GOAL → Take the entries below and print all of them exactly, please.

═══ INPUT RECORDS ═══

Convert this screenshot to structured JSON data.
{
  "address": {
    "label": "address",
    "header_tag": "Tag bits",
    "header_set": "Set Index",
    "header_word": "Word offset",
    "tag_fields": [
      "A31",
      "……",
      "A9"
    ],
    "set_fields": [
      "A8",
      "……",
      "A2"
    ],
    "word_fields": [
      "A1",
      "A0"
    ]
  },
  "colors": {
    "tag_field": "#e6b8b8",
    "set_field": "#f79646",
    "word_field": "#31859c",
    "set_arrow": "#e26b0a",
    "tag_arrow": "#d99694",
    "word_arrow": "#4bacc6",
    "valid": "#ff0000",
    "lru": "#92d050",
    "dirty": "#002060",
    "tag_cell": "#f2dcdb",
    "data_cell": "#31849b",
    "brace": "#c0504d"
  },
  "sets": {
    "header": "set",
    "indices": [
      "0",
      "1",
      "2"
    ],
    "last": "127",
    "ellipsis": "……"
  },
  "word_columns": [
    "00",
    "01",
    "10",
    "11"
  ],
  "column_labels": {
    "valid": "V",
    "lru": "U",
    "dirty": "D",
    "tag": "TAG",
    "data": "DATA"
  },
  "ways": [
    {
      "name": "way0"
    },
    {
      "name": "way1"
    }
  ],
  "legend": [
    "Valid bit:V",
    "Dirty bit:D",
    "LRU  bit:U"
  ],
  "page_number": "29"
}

═══

EXERCISE RESULT →
Convert this screenshot to structured JSON data.
{
  "address": {
    "label": "address",
    "header_tag": "Tag bits",
    "header_set": "Set Index",
    "header_word": "Word offset",
    "tag_fields": [
      "A31",
      "……",
      "A9"
    ],
    "set_fields": [
      "A8",
      "……",
      "A2"
    ],
    "word_fields": [
      "A1",
      "A0"
    ]
  },
  "colors": {
    "tag_field": "#e6b8b8",
    "set_field": "#f79646",
    "word_field": "#31859c",
    "set_arrow": "#e26b0a",
    "tag_arrow": "#d99694",
    "word_arrow": "#4bacc6",
    "valid": "#ff0000",
    "lru": "#92d050",
    "dirty": "#002060",
    "tag_cell": "#f2dcdb",
    "data_cell": "#31849b",
    "brace": "#c0504d"
  },
  "sets": {
    "header": "set",
    "indices": [
      "0",
      "1",
      "2"
    ],
    "last": "127",
    "ellipsis": "……"
  },
  "word_columns": [
    "00",
    "01",
    "10",
    "11"
  ],
  "column_labels": {
    "valid": "V",
    "lru": "U",
    "dirty": "D",
    "tag": "TAG",
    "data": "DATA"
  },
  "ways": [
    {
      "name": "way0"
    },
    {
      "name": "way1"
    }
  ],
  "legend": [
    "Valid bit:V",
    "Dirty bit:D",
    "LRU  bit:U"
  ],
  "page_number": "29"
}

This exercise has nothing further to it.